*Problem description*
Print the entries in full, word for word, but not the pictures.

*The data*
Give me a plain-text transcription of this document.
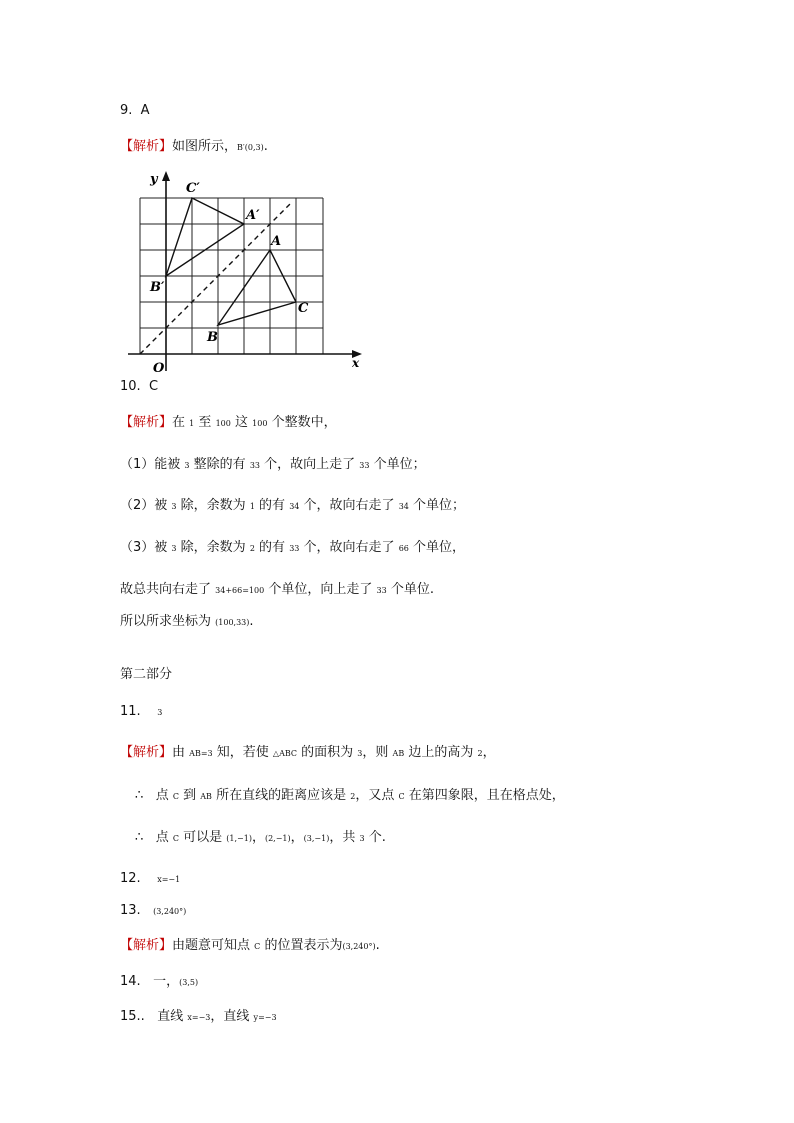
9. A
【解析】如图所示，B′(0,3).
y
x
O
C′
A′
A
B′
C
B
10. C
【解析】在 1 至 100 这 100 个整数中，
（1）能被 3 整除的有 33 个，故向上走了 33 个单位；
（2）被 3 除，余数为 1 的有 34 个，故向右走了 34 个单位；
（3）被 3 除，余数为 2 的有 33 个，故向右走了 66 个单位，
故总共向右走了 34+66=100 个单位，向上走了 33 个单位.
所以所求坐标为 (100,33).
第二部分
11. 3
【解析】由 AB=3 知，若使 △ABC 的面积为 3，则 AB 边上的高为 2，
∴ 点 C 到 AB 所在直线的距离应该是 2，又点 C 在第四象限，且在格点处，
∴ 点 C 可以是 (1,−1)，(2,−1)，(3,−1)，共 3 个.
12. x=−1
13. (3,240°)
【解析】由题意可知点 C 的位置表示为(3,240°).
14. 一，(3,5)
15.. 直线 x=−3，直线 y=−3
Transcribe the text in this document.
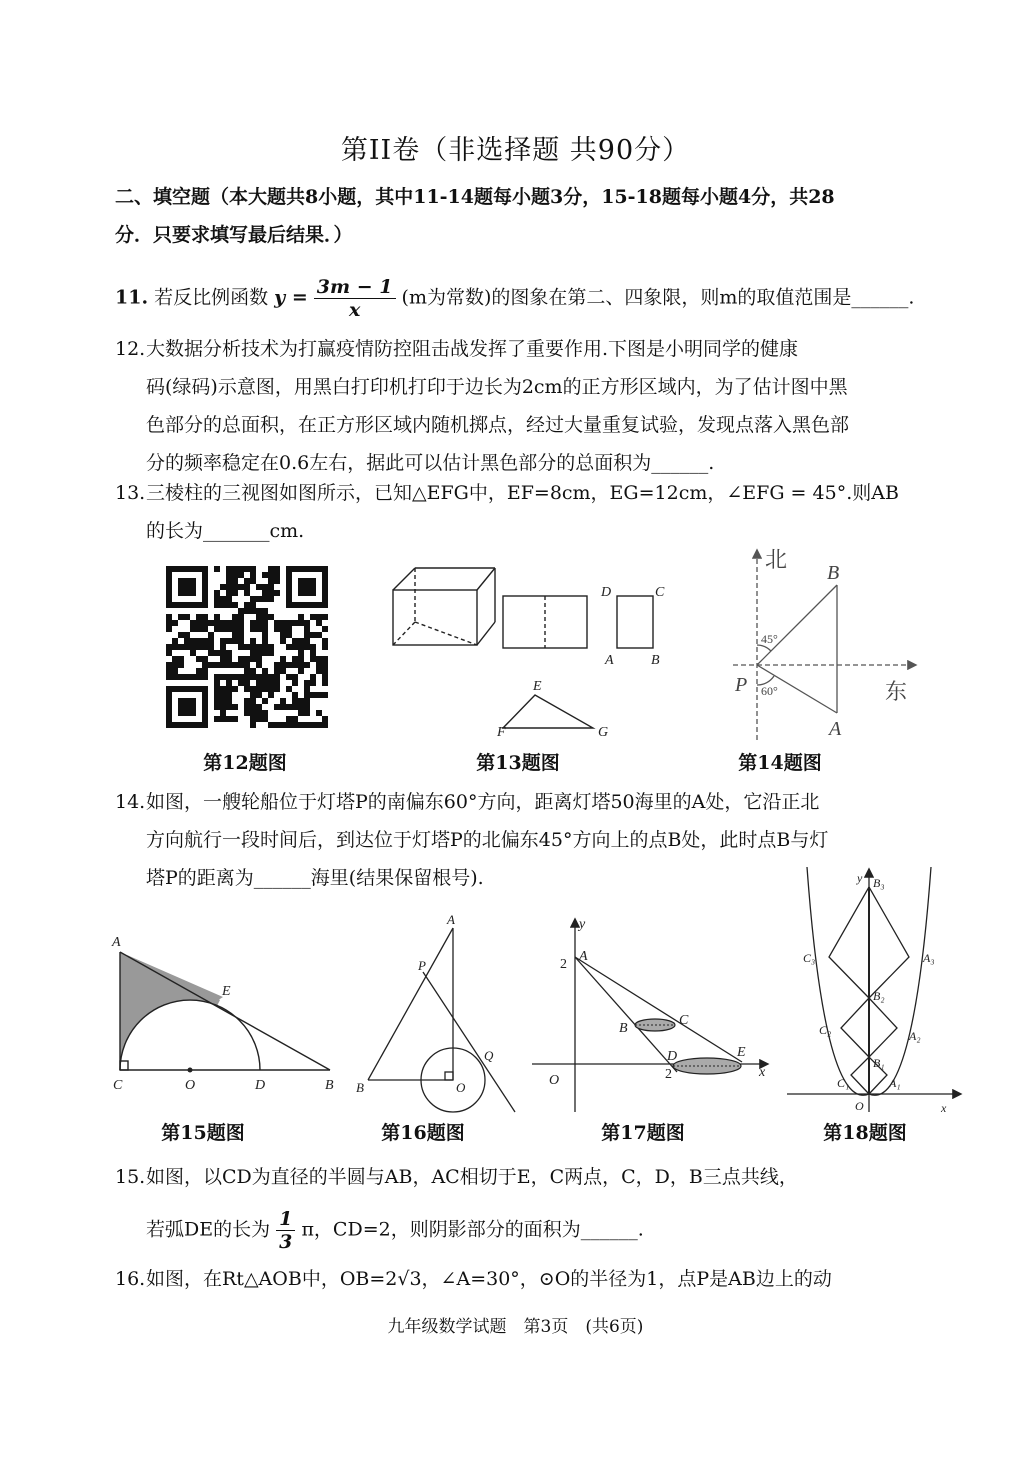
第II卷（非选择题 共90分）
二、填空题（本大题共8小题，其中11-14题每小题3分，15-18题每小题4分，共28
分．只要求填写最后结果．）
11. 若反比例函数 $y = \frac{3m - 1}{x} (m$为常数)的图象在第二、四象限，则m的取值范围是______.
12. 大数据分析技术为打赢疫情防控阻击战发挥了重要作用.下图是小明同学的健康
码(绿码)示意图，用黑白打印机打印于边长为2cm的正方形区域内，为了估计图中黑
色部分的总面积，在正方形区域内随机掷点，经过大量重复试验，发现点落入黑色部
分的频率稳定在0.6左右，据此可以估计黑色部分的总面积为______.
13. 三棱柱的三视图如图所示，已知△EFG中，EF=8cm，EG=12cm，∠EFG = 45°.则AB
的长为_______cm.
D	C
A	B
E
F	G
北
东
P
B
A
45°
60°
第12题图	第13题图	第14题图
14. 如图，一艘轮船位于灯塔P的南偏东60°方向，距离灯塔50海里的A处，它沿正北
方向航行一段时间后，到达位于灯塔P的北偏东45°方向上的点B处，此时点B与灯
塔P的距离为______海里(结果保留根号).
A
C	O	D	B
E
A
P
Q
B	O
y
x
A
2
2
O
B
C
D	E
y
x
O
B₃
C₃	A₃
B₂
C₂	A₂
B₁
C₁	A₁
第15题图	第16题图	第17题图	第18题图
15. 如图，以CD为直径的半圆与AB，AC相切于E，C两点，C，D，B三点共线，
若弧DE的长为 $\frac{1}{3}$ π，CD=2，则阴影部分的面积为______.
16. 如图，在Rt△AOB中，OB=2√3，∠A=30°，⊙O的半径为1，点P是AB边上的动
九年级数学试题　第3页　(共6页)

*Output for this exercise*
Give me a plain-text transcription of this document.
9. A
【解析】如图所示，B′(0,3).
y
x
O
C′
A′
A
B′
C
B
10. C
【解析】在 1 至 100 这 100 个整数中，
（1）能被 3 整除的有 33 个，故向上走了 33 个单位；
（2）被 3 除，余数为 1 的有 34 个，故向右走了 34 个单位；
（3）被 3 除，余数为 2 的有 33 个，故向右走了 66 个单位，
故总共向右走了 34+66=100 个单位，向上走了 33 个单位.
所以所求坐标为 (100,33).
第二部分
11. 3
【解析】由 AB=3 知，若使 △ABC 的面积为 3，则 AB 边上的高为 2，
∴ 点 C 到 AB 所在直线的距离应该是 2，又点 C 在第四象限，且在格点处，
∴ 点 C 可以是 (1,−1)，(2,−1)，(3,−1)，共 3 个.
12. x=−1
13. (3,240°)
【解析】由题意可知点 C 的位置表示为(3,240°).
14. 一，(3,5)
15.. 直线 x=−3，直线 y=−3
Transcribe the text in this document.
第II卷（非选择题 共90分）
二、填空题（本大题共8小题，其中11-14题每小题3分，15-18题每小题4分，共28
分．只要求填写最后结果．）
11. 若反比例函数 $y = \frac{3m - 1}{x} (m$为常数)的图象在第二、四象限，则m的取值范围是______.
12. 大数据分析技术为打赢疫情防控阻击战发挥了重要作用.下图是小明同学的健康
码(绿码)示意图，用黑白打印机打印于边长为2cm的正方形区域内，为了估计图中黑
色部分的总面积，在正方形区域内随机掷点，经过大量重复试验，发现点落入黑色部
分的频率稳定在0.6左右，据此可以估计黑色部分的总面积为______.
13. 三棱柱的三视图如图所示，已知△EFG中，EF=8cm，EG=12cm，∠EFG = 45°.则AB
的长为_______cm.
D	C
A	B
E
F	G
北
东
P
B
A
45°
60°
第12题图	第13题图	第14题图
14. 如图，一艘轮船位于灯塔P的南偏东60°方向，距离灯塔50海里的A处，它沿正北
方向航行一段时间后，到达位于灯塔P的北偏东45°方向上的点B处，此时点B与灯
塔P的距离为______海里(结果保留根号).
A
C	O	D	B
E
A
P
Q
B	O
y
x
A
2
2
O
B
C
D	E
y
x
O
B₃
C₃	A₃
B₂
C₂	A₂
B₁
C₁	A₁
第15题图	第16题图	第17题图	第18题图
15. 如图，以CD为直径的半圆与AB，AC相切于E，C两点，C，D，B三点共线，
若弧DE的长为 $\frac{1}{3}$ π，CD=2，则阴影部分的面积为______.
16. 如图，在Rt△AOB中，OB=2√3，∠A=30°，⊙O的半径为1，点P是AB边上的动
九年级数学试题　第3页　(共6页)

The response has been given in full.